(Input data):
——

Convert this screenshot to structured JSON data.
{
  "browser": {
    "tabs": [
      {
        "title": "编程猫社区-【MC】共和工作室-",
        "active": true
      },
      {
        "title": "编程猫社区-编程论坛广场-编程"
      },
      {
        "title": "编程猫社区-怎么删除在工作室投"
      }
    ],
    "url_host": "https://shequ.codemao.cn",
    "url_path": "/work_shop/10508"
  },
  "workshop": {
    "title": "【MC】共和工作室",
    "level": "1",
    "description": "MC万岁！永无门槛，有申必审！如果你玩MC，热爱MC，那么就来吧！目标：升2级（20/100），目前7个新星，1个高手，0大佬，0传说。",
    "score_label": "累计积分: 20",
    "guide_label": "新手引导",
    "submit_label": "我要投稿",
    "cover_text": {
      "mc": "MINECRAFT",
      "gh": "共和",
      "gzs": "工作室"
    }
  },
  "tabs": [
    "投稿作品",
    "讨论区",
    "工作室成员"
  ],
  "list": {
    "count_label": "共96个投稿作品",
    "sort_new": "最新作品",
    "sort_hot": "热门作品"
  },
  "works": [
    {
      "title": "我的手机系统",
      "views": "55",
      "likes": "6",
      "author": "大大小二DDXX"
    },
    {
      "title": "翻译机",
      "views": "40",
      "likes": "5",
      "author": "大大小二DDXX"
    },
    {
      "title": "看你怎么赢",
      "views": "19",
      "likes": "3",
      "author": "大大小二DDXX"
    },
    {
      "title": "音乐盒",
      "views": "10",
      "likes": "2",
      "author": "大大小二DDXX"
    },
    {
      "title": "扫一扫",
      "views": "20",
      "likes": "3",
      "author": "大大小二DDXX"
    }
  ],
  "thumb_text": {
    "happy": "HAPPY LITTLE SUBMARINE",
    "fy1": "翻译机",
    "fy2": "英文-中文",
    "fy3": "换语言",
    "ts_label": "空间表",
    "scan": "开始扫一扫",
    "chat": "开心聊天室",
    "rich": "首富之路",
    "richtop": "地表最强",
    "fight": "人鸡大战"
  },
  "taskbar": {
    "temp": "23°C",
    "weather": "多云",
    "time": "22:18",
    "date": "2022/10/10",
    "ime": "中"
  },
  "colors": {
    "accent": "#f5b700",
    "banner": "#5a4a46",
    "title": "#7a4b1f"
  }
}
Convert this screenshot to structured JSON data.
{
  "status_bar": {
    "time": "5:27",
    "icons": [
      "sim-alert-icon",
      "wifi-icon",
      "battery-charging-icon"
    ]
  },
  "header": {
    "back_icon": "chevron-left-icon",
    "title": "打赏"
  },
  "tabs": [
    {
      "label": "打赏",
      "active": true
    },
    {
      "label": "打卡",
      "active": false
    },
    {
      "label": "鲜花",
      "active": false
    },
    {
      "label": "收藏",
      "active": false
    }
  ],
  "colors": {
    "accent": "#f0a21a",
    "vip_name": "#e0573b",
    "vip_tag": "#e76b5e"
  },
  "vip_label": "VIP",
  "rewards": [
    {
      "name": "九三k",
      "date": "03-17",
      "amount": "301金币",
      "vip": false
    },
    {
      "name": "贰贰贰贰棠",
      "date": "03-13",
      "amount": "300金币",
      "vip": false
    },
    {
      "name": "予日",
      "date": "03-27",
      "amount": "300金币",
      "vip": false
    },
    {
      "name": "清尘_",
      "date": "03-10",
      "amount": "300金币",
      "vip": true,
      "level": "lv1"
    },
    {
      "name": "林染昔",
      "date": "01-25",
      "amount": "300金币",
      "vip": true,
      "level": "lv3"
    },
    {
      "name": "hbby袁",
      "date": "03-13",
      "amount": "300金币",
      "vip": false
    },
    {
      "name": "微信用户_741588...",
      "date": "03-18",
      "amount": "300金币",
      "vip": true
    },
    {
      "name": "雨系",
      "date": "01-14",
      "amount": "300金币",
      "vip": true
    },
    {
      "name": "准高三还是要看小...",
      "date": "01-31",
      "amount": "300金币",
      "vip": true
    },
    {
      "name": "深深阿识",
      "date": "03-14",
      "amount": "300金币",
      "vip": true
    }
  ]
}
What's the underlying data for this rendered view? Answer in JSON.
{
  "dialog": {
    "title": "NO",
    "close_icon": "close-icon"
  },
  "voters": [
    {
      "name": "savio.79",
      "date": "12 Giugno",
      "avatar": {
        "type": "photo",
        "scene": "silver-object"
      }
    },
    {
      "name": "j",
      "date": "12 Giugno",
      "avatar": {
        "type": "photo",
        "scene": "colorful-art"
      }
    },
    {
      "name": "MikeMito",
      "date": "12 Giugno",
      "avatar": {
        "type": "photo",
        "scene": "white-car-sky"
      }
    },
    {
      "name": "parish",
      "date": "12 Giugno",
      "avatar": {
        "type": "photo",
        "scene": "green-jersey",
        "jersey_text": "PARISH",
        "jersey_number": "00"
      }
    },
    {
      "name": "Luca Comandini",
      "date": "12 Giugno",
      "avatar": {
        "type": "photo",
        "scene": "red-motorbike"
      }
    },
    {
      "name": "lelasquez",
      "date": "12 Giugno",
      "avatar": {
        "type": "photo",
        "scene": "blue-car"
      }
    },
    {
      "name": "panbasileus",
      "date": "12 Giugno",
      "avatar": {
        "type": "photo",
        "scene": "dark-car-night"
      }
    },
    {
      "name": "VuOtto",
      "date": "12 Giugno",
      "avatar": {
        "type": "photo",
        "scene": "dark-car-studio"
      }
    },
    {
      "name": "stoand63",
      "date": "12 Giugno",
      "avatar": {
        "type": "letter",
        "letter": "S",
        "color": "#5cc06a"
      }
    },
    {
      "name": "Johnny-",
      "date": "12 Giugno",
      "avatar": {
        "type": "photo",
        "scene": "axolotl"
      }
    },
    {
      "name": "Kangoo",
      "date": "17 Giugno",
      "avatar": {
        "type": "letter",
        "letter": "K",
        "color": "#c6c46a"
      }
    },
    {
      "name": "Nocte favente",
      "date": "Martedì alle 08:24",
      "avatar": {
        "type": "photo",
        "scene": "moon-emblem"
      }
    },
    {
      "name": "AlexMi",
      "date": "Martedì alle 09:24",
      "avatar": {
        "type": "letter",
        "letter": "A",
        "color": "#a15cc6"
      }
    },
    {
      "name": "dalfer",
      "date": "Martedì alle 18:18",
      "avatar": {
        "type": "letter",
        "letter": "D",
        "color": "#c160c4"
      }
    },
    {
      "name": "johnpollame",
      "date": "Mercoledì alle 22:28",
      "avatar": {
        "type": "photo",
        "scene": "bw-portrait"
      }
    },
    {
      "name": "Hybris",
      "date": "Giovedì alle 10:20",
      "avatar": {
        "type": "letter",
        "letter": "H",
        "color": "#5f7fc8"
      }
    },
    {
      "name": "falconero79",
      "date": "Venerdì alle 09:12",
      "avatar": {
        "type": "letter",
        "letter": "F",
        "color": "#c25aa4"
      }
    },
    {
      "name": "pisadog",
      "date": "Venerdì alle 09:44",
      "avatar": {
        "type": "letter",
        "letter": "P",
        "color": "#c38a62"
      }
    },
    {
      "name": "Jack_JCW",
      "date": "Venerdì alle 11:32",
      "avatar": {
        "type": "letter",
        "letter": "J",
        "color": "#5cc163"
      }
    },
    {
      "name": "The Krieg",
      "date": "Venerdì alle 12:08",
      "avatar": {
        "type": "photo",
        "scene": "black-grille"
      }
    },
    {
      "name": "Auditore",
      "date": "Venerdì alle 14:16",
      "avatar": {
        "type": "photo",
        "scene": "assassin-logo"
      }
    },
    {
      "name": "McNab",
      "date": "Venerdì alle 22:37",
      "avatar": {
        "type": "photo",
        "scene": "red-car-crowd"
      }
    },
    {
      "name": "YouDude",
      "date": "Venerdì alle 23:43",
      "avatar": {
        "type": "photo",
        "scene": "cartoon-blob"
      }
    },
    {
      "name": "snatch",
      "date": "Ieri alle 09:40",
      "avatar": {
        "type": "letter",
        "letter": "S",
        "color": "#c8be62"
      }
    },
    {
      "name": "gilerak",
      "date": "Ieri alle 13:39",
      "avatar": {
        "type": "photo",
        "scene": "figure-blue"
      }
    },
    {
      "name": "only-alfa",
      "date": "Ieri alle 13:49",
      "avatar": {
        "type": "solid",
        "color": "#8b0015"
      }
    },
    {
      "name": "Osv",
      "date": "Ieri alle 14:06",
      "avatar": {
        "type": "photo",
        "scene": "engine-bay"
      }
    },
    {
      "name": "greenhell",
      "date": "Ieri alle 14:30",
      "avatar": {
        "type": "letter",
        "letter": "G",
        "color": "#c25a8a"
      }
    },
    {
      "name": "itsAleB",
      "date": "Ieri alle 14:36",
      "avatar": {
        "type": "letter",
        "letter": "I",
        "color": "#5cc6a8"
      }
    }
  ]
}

——

(To be done): From the entries above, copy every line containing the word "views".

(Exercise result):
      "views": "55",
      "views": "40",
      "views": "19",
      "views": "10",
      "views": "20",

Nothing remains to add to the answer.